--- Start ---

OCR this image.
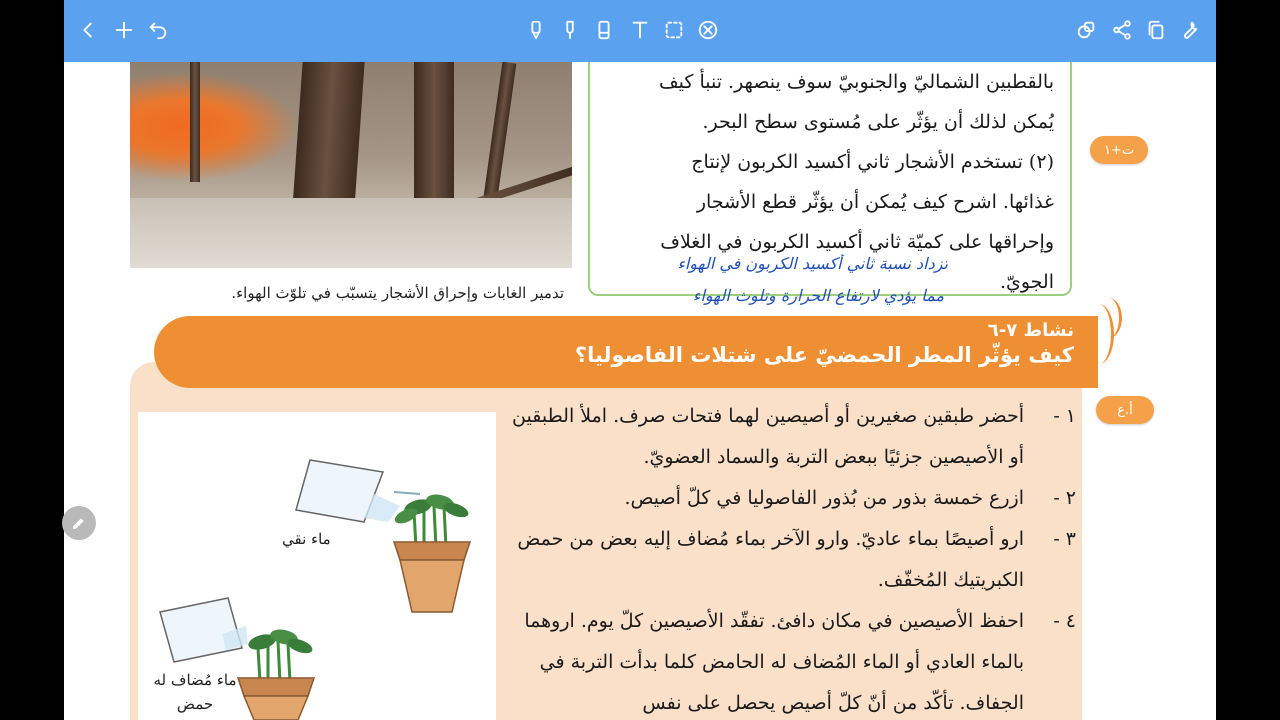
تدمير الغابات وإحراق الأشجار يتسبّب في تلوّث الهواء.
بالقطبين الشماليّ والجنوبيّ سوف ينصهر. تنبأ كيف
يُمكن لذلك أن يؤثّر على مُستوى سطح البحر.
(٢) تستخدم الأشجار ثاني أكسيد الكربون لإنتاج
غذائها. اشرح كيف يُمكن أن يؤثّر قطع الأشجار
وإحراقها على كميّة ثاني أكسيد الكربون في الغلاف
الجويّ.
تزداد نسبة ثاني أكسيد الكربون في الهواء
مما يؤدي لارتفاع الحرارة وتلوث الهواء
ت+١
نشاط ٧-٦
كيف يؤثّر المطر الحمضيّ على شتلات الفاصوليا؟
أ.ع
ماء نقي
ماء مُضاف له حمض
١ -
أحضر طبقين صغيرين أو أصيصين لهما فتحات صرف. املأ الطبقين أو الأصيصين جزئيًا ببعض التربة والسماد العضويّ.
٢ -
ازرع خمسة بذور من بُذور الفاصوليا في كلّ أصيص.
٣ -
ارو أصيصًا بماء عاديّ. وارو الآخر بماء مُضاف إليه بعض من حمض الكبريتيك المُخفّف.
٤ -
احفظ الأصيصين في مكان دافئ. تفقّد الأصيصين كلّ يوم. اروهما بالماء العادي أو الماء المُضاف له الحامض كلما بدأت التربة في الجفاف. تأكّد من أنّ كلّ أصيص يحصل على نفس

--- End ---

From the listing, extract all text exactly as given and drop any picture.

OCR this image.
تدمير الغابات وإحراق الأشجار يتسبّب في تلوّث الهواء.
بالقطبين الشماليّ والجنوبيّ سوف ينصهر. تنبأ كيف
يُمكن لذلك أن يؤثّر على مُستوى سطح البحر.
(٢) تستخدم الأشجار ثاني أكسيد الكربون لإنتاج
غذائها. اشرح كيف يُمكن أن يؤثّر قطع الأشجار
وإحراقها على كميّة ثاني أكسيد الكربون في الغلاف
الجويّ.
تزداد نسبة ثاني أكسيد الكربون في الهواء
مما يؤدي لارتفاع الحرارة وتلوث الهواء
ت+١
نشاط ٧-٦
كيف يؤثّر المطر الحمضيّ على شتلات الفاصوليا؟
أ.ع
ماء نقي
ماء مُضاف له حمض
١ -
أحضر طبقين صغيرين أو أصيصين لهما فتحات صرف. املأ الطبقين أو الأصيصين جزئيًا ببعض التربة والسماد العضويّ.
٢ -
ازرع خمسة بذور من بُذور الفاصوليا في كلّ أصيص.
٣ -
ارو أصيصًا بماء عاديّ. وارو الآخر بماء مُضاف إليه بعض من حمض الكبريتيك المُخفّف.
٤ -
احفظ الأصيصين في مكان دافئ. تفقّد الأصيصين كلّ يوم. اروهما بالماء العادي أو الماء المُضاف له الحامض كلما بدأت التربة في الجفاف. تأكّد من أنّ كلّ أصيص يحصل على نفس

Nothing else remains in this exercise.